→ **Goal**: Copy every line of the data that contains the string "Output".

→ **Provided entries**:
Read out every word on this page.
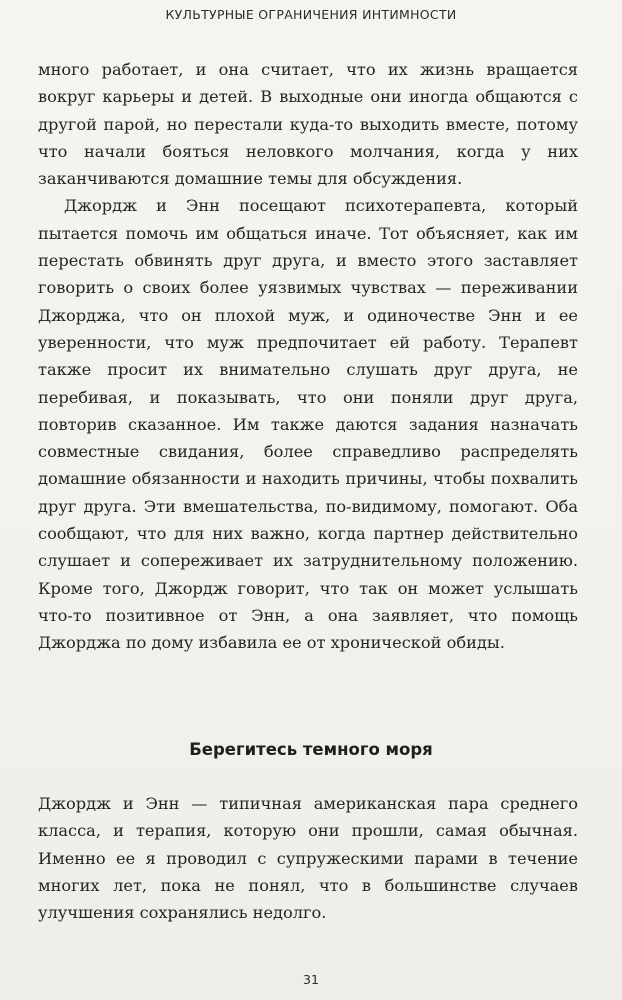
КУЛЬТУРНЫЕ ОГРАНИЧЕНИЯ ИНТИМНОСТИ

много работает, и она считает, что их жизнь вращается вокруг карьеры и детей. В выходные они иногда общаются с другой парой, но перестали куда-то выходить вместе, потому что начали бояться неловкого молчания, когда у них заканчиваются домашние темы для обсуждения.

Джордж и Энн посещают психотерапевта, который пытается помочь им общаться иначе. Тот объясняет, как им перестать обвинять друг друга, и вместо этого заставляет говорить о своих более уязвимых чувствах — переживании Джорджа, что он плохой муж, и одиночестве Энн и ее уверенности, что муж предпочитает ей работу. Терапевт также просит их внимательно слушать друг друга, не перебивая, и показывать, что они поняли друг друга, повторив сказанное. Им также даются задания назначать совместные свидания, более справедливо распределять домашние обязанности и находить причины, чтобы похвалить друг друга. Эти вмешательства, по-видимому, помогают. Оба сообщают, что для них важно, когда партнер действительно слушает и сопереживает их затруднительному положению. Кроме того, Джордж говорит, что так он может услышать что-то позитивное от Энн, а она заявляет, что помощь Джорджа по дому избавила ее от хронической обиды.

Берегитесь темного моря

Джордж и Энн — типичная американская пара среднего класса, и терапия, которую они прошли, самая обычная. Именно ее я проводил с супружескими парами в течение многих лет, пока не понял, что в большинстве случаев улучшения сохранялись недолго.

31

* * *

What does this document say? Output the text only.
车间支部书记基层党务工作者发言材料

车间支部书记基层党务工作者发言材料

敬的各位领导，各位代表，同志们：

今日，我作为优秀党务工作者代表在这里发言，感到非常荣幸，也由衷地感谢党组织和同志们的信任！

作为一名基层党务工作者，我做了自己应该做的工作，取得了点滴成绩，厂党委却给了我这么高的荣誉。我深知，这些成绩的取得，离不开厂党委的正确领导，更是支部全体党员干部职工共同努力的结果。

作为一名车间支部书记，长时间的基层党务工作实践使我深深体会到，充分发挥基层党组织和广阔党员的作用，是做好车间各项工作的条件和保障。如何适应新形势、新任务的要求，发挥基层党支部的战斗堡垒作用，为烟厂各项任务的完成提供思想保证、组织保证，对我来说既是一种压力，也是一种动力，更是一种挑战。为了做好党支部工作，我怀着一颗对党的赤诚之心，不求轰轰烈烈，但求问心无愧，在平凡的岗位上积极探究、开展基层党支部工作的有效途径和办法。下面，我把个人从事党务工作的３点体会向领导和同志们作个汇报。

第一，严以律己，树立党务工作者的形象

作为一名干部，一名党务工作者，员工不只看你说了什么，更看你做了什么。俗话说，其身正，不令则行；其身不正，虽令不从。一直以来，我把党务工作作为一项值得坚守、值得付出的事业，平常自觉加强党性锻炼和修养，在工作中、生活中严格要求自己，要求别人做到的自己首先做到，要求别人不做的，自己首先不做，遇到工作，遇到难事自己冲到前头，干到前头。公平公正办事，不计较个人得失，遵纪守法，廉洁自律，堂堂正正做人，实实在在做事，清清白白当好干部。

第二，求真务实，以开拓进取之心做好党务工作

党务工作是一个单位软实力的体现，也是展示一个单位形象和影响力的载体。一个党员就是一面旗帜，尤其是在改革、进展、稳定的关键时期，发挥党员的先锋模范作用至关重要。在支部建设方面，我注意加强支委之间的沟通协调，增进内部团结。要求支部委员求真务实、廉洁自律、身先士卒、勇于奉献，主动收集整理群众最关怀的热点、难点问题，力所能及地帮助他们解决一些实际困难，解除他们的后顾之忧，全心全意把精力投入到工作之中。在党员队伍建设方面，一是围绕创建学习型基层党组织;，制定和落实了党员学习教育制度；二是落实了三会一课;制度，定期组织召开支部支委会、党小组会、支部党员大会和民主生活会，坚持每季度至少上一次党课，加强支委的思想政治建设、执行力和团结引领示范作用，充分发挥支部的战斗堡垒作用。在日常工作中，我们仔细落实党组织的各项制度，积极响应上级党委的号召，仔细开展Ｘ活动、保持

---

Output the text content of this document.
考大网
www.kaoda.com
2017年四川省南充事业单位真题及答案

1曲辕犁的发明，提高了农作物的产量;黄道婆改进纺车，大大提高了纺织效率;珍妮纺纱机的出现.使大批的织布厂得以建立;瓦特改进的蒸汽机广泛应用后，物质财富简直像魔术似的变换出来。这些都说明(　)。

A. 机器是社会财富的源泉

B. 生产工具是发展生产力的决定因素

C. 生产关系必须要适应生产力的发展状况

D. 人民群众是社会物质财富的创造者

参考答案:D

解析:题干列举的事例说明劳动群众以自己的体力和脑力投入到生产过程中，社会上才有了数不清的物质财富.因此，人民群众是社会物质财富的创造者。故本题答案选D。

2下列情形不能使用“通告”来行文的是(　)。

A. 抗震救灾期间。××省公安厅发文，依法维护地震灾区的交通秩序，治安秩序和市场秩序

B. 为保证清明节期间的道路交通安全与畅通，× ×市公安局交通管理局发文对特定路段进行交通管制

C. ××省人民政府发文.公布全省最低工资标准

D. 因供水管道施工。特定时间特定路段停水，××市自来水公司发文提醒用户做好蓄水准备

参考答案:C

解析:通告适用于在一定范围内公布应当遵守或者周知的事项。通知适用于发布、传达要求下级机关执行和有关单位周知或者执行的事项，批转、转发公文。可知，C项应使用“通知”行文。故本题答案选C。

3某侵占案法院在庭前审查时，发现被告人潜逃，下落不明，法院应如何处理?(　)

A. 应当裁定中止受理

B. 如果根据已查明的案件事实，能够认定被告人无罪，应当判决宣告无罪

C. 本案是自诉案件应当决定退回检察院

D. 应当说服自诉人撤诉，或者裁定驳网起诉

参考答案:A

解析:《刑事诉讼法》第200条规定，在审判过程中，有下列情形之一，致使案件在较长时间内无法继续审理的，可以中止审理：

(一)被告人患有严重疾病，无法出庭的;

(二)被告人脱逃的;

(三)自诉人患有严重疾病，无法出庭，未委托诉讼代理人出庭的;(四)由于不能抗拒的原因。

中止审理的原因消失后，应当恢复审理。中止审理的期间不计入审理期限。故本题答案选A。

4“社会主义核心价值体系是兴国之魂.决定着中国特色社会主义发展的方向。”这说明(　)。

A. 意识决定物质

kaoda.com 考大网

→ **Full solution**:
What does this document say? Output the text only.
Output the text content of this document.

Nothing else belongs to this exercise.